::: PASSAGE PROVIDED

In line with the distribution law of gas pressure in the underground coal seam of a high-gas mine and considering the influence of the particle-size ratio of broken coal samples on permeability, the steady-state permeability method was used to conduct the test. Ten types of coal sample gradation groups were prepared, and the Talbot power exponent of each group was measured five times. According to the stratigraphic structure of the Gengcun coal mine shown in Figure 2b, the axial pressures of 500 N, 600 N, and 700 N were applied to each Talbot power exponent group, which were converted to equivalent vertical stresses of 0.25–0.35 MPa (calculated according to the cross-sectional area of φ 50× 100 mm coal samples). This stress range was determined by considering both the relationship between in situ stress and burial depth in Chinese coal mines [39] and the proportional reduction in the compressive strength threshold of the coal samples tested. The experimental configuration maintained confining pressures between 0.2–0.3 MPa through a triaxial permeability system. This confinement range was optimized to maintain linear permeability behavior while avoiding stress mismatch artifacts, thus ensuring experimental controllability under controlled pressure conditions. A closed-loop pressure control system maintained constant osmotic pressure of 0.03 MPa, enabling steady-state permeability monitoring of the seepage process. The specific steps of the test are shown in Figure 4.

3. Results

3.1. Effect of Axial Pressure on Permeability

Variations in axial pressure induce modifications to the internal porosity of coal specimens, thereby directly governing of permeability. Thus, elucidating the interdependence between the axial stress and permeability in broken coal is a research priority. According to Darcy’s law, the permeability in the test is calculated as follows [16]:

$$-{\displaystyle \frac{d{p}_k}{dx}}={\displaystyle \frac{\mu }{k}}v$$

(2)

where p_k is the pore pressure, MPa; μ is the hydrodynamic viscosity, Pa·s; k is the permeability of coal sample, m²; v is the fluid seepage velocity m/s.

The relationship between the axial pressure and permeability k is shown in Figure 5. The results show a gradual decrease in permeability k of the broken coal samples with increasing the axial pressure. Under constant confining pressure, the rate of permeability reduction decreases progressively with the axial pressure escalation, suggesting attenuated stress-induced permeability suppression. In comparison, samples with n = 1.0 show a 40% decrease in permeability under the axial loading, while those with n = 0.4 show a 25% decrease followed by stabilization. Under these conditions, the coal samples attain structural stability and incompressibility [31], while the permeability decreases slowly, tending to a stable state.

A stable value emerges as permeability asymptotically approaches a steady state. This behavior is primarily determined by the progressive stabilization of the pore structure of the coal samples induced by the axial pressure. These observations are consistent with the compaction-dependent permeability reported by Pang et al. [37]. This implies the existence of a critical permeability threshold during triaxial loading cycles. The threshold value is contingent upon three interdependent factors: internal structural stability of the coal samples, progressive closure of interparticle flow pathways, and intrinsic permeability of constituent particles.

3.2. Effect of Axial Pressure on Seepage Velocity

Different seepage velocity and pressure gradients were generated by changing the axial pressure step by step. The seepage discharge (Q) under various loads and confining pressures was recorded, and the seepage velocity (v) of the broken coal sample was calculated according to Equation (3) [32]:

$$v={\displaystyle \frac{Q}{A}}$$

(3)

::::::
::: DATASET SECTION

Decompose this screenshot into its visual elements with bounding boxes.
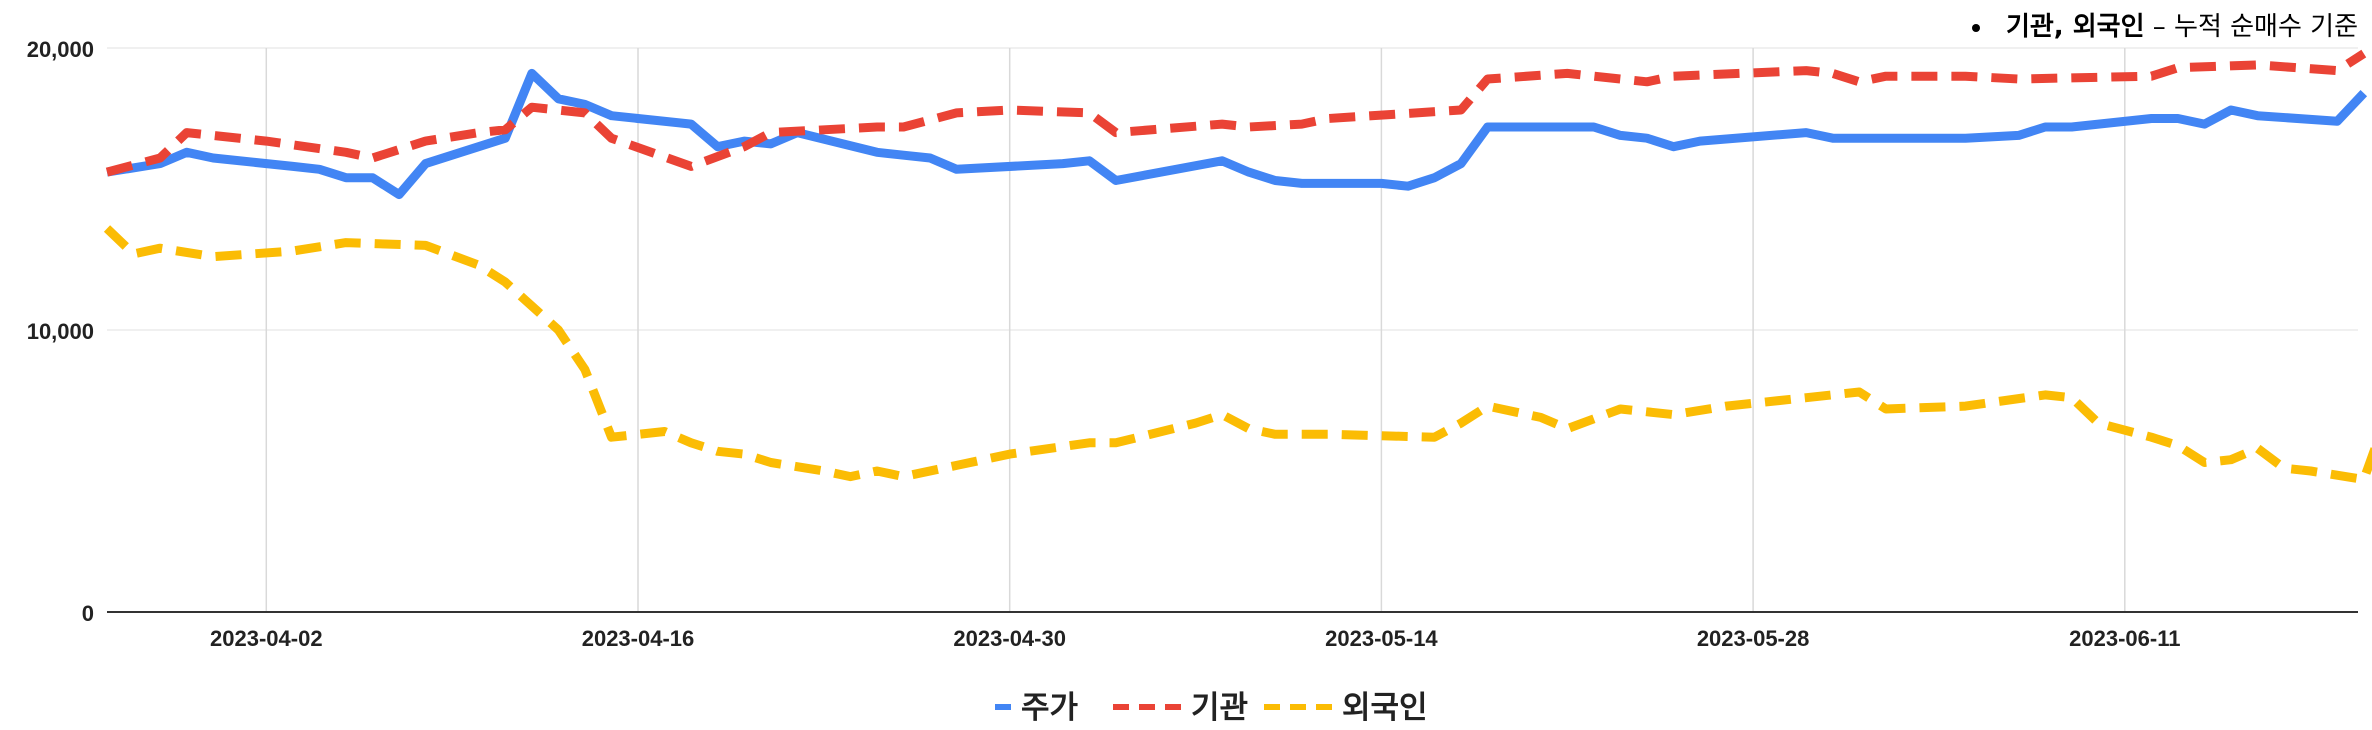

::::::

## OBJECTIVE 1
Name each symbol that the coal permeability passage defines after Equation (2), and give the quantity and unit stated for it.
## OBJECTIVE 2
Rewrite everything from "3.1. Effect of" down to "seepage velocity m/s." in the coal permeability passage, substituting "dynamic viscosity" for "hydrodynamic viscosity".

## FULL SOLUTION 1
- p_k: pore pressure, MPa
- μ: hydrodynamic viscosity, Pa·s
- k: permeability of coal sample, m²
- v: fluid seepage velocity, m/s

## FULL SOLUTION 2
3.1. Effect of Axial Pressure on Permeability

Variations in axial pressure induce modifications to the internal porosity of coal specimens, thereby directly governing of permeability. Thus, elucidating the interdependence between the axial stress and permeability in broken coal is a research priority. According to Darcy’s law, the permeability in the test is calculated as follows [16]:

$$-{\displaystyle \frac{d{p}_k}{dx}}={\displaystyle \frac{\mu }{k}}v$$

(2)

where p_k is the pore pressure, MPa; μ is the dynamic viscosity, Pa·s; k is the permeability of coal sample, m²; v is the fluid seepage velocity m/s.